EXERCISE PROMPT
Scan the entries below for the word "accelerates". Copy each line that has it.

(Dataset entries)
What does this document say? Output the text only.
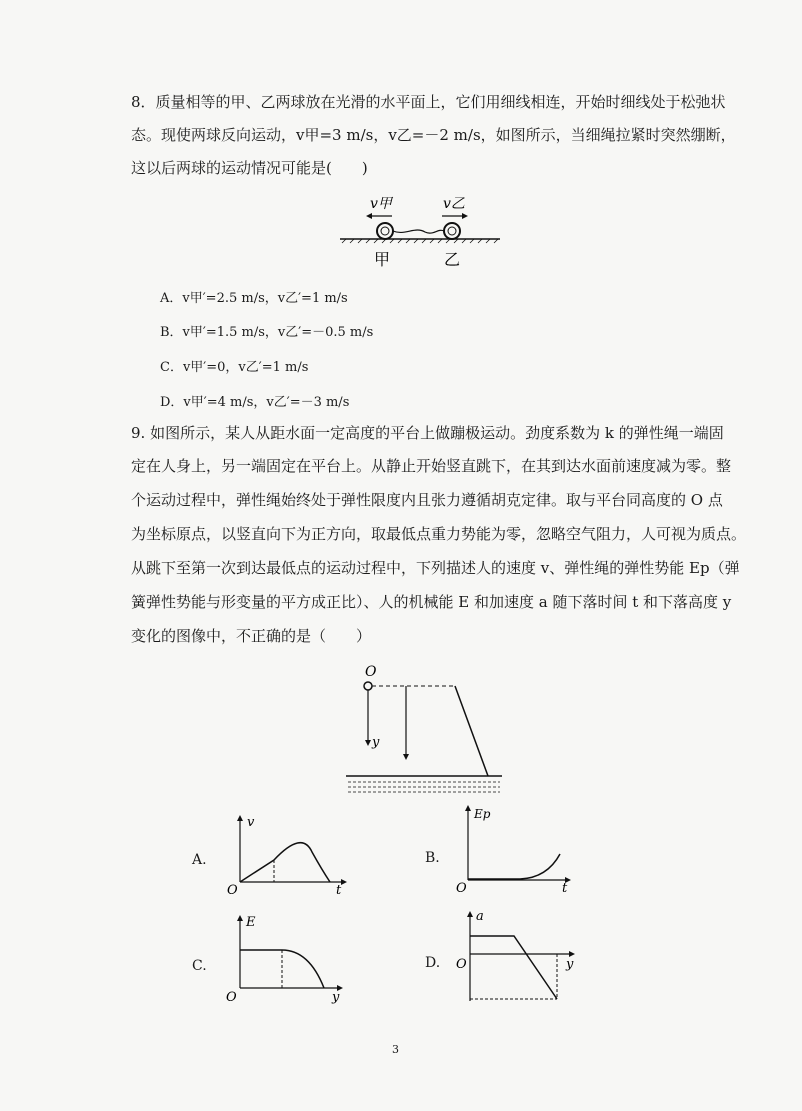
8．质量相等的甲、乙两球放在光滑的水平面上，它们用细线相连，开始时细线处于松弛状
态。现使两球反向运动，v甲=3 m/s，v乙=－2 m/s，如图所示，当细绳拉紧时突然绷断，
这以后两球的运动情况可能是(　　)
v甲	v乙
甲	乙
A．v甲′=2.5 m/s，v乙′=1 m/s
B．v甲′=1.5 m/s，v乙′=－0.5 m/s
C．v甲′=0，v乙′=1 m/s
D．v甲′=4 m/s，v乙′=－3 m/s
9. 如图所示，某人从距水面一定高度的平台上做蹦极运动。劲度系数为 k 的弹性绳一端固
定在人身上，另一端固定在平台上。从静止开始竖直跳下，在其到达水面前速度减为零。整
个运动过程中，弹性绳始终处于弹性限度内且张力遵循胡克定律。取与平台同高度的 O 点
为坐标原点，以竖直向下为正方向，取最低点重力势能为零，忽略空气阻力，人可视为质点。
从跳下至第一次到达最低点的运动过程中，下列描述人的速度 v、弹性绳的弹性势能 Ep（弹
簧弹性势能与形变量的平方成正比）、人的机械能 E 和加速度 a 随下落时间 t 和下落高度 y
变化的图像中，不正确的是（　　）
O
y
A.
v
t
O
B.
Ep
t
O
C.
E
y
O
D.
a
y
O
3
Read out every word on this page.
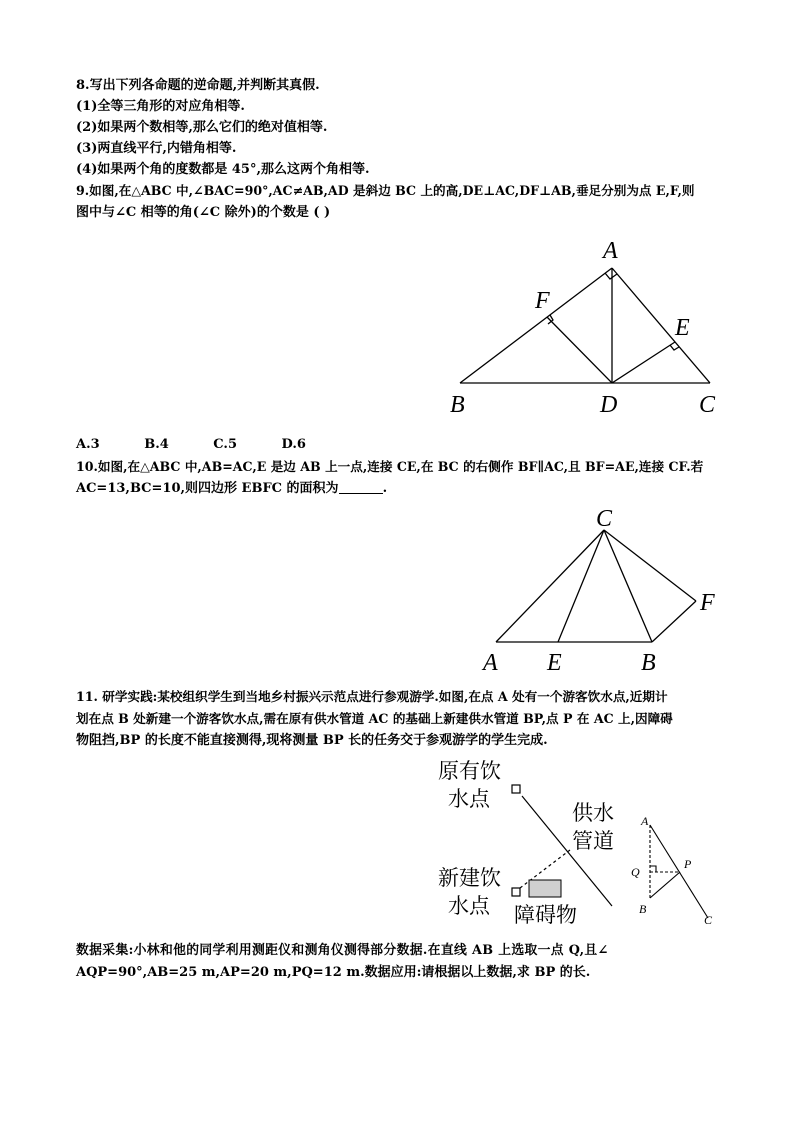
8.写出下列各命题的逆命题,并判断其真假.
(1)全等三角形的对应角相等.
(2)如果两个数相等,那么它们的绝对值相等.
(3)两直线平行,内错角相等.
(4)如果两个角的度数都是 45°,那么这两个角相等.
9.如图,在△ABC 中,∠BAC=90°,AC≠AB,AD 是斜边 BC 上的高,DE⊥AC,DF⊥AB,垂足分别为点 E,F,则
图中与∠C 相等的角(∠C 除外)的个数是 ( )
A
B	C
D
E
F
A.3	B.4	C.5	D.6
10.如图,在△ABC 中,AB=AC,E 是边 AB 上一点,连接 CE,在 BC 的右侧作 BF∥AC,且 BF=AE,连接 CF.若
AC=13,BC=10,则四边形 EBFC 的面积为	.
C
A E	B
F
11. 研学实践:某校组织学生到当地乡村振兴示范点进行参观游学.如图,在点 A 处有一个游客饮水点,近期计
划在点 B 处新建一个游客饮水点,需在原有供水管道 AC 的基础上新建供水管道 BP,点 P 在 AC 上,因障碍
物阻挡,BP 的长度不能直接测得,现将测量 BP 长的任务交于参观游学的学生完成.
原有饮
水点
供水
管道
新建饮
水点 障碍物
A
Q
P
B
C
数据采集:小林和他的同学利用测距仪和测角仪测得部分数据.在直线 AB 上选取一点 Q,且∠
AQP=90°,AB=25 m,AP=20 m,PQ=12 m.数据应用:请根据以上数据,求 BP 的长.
--
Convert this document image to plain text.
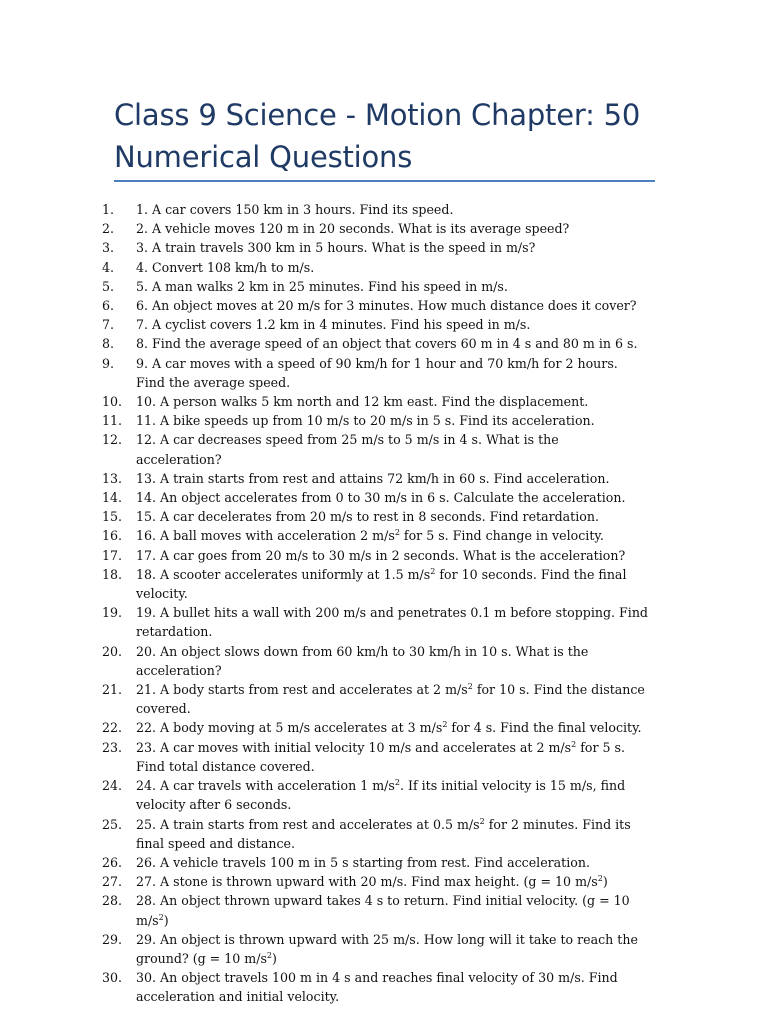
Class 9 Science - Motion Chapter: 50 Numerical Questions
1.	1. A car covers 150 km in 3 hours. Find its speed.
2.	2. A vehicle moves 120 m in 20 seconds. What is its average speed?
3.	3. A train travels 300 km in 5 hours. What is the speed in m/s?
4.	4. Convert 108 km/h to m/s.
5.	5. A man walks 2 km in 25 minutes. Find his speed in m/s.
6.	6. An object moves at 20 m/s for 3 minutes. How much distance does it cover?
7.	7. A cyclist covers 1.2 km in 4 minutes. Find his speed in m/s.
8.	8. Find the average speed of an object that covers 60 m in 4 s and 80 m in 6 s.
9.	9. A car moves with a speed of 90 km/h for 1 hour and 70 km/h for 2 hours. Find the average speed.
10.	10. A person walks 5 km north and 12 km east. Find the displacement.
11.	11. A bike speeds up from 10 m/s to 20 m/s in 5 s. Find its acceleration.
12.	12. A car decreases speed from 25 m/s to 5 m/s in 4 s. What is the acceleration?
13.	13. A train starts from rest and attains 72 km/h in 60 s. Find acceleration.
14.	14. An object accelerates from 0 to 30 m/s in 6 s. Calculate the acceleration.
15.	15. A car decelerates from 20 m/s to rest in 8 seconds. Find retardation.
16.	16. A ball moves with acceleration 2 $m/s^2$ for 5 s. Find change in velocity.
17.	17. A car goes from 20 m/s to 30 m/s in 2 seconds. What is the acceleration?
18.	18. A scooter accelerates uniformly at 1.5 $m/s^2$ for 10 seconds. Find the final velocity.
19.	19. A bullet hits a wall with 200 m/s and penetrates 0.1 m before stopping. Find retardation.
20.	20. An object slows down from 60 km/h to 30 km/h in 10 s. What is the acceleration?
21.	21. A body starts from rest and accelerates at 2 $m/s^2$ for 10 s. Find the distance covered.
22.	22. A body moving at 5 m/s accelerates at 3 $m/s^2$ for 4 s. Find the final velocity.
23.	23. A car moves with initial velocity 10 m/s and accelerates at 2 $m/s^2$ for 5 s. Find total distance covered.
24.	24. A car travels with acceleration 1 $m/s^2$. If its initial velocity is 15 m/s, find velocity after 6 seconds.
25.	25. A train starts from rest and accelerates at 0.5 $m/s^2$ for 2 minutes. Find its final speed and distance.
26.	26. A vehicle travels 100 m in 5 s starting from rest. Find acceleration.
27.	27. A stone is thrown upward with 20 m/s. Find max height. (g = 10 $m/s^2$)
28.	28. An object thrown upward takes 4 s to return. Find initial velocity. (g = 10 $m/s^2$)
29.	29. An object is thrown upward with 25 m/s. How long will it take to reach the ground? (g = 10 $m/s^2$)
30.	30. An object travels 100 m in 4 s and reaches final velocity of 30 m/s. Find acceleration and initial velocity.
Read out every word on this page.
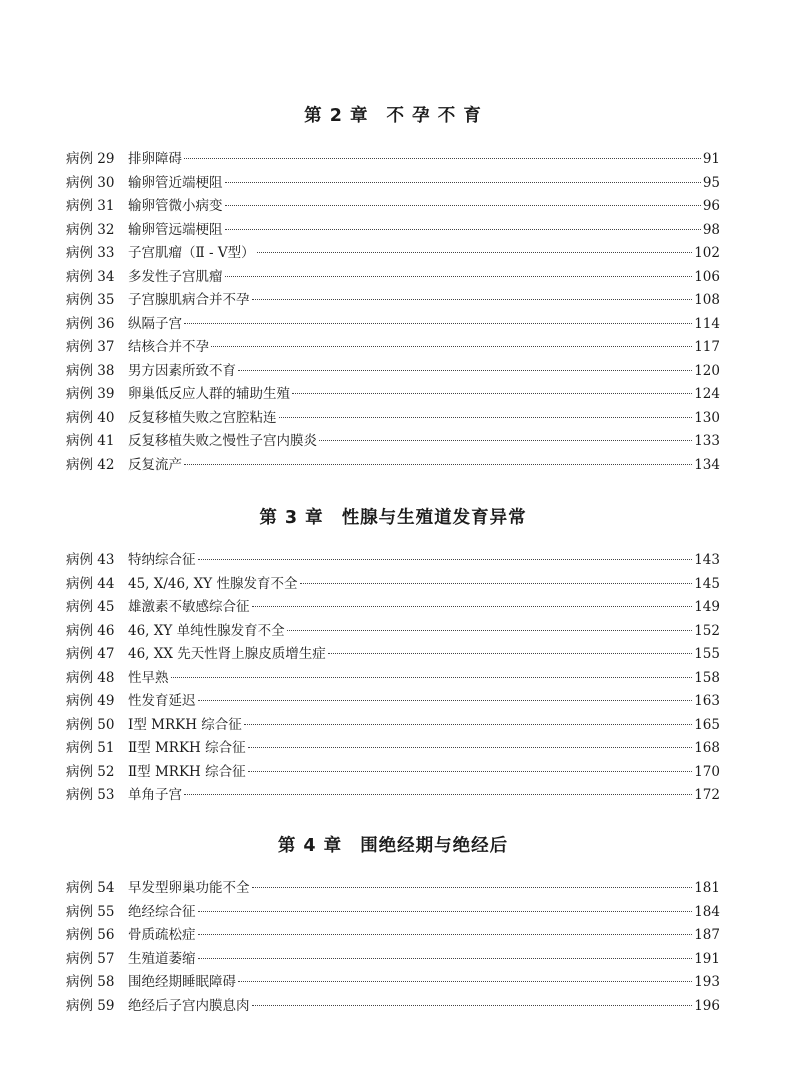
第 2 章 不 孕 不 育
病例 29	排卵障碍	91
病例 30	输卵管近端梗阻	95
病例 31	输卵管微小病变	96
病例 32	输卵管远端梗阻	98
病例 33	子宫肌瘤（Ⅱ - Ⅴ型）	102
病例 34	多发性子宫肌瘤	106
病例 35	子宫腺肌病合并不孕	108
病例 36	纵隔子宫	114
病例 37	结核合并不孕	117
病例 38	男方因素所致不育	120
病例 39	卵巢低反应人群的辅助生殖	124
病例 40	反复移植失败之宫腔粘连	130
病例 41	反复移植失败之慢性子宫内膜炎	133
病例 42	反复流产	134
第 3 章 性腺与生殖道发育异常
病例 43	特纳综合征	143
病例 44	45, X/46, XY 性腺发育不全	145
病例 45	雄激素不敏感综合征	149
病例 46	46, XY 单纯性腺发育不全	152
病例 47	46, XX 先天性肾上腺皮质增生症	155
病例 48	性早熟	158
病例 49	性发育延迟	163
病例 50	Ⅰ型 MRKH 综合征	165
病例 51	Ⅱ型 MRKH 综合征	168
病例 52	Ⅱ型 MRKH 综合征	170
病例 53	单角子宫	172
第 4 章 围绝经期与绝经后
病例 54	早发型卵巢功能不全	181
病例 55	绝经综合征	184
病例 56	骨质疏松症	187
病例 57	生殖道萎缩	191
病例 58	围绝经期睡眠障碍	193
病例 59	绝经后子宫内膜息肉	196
--
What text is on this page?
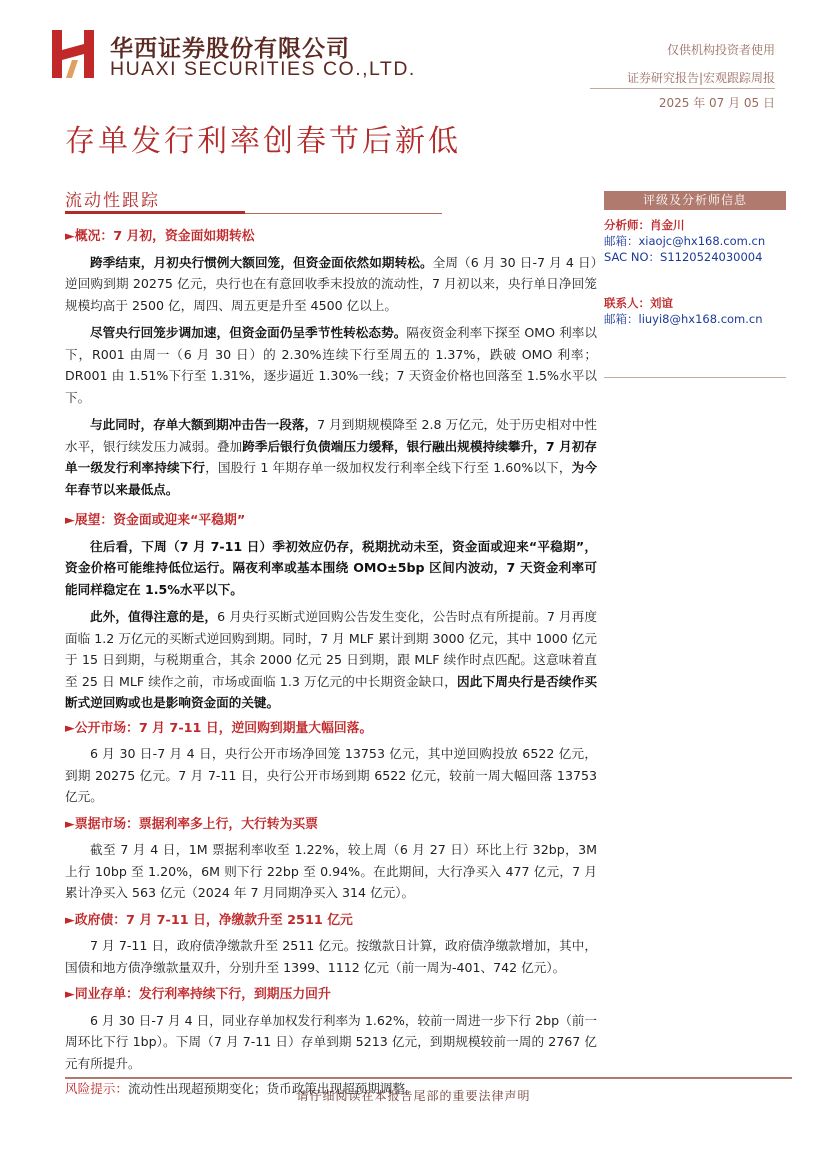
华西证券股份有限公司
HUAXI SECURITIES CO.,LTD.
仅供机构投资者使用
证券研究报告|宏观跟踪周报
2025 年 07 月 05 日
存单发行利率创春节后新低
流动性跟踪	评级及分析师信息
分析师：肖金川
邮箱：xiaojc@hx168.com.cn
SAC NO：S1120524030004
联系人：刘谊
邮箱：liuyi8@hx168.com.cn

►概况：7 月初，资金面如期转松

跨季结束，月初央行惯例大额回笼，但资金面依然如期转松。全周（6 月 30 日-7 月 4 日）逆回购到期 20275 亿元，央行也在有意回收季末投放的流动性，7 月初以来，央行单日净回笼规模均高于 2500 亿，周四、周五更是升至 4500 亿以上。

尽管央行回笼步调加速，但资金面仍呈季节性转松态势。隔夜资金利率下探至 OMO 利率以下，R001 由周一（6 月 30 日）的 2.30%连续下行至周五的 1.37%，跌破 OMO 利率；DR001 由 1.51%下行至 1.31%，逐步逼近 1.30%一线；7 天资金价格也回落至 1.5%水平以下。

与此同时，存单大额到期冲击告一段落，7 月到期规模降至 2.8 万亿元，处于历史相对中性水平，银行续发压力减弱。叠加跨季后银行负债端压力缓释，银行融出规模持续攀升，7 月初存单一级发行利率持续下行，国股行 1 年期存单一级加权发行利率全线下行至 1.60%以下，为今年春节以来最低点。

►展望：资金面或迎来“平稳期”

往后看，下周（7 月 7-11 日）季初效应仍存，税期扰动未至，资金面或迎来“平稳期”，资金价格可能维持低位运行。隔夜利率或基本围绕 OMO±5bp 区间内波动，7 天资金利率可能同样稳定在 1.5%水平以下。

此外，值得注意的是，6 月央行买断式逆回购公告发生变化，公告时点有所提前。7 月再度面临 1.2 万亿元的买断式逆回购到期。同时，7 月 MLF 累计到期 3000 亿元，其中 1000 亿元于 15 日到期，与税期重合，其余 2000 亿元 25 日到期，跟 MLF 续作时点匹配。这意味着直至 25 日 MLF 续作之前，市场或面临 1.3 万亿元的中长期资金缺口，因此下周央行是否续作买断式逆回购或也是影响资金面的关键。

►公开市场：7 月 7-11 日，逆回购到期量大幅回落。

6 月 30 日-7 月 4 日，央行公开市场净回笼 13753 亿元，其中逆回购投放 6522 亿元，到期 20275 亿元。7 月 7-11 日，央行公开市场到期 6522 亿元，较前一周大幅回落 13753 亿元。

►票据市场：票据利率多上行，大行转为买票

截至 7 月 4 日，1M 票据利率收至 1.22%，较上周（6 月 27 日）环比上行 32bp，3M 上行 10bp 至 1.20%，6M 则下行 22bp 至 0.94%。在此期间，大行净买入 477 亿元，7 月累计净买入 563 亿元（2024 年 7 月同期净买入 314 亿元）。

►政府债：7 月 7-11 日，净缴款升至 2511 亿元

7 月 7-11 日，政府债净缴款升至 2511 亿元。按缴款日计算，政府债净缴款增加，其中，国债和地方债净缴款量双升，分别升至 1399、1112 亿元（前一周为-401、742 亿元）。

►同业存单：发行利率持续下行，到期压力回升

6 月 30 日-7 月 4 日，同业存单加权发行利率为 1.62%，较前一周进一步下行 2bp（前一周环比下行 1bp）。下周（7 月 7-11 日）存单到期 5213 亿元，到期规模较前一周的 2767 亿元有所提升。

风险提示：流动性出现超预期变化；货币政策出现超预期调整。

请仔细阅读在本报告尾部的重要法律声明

RESULT FOR THIS EXERCISE
14.	14. An object accelerates from 0 to 30 m/s in 6 s. Calculate the acceleration.
18.	18. A scooter accelerates uniformly at 1.5 $m/s^2$ for 10 seconds. Find the final velocity.
21.	21. A body starts from rest and accelerates at 2 $m/s^2$ for 10 s. Find the distance covered.
22.	22. A body moving at 5 m/s accelerates at 3 $m/s^2$ for 4 s. Find the final velocity.
23.	23. A car moves with initial velocity 10 m/s and accelerates at 2 $m/s^2$ for 5 s. Find total distance covered.
25.	25. A train starts from rest and accelerates at 0.5 $m/s^2$ for 2 minutes. Find its final speed and distance.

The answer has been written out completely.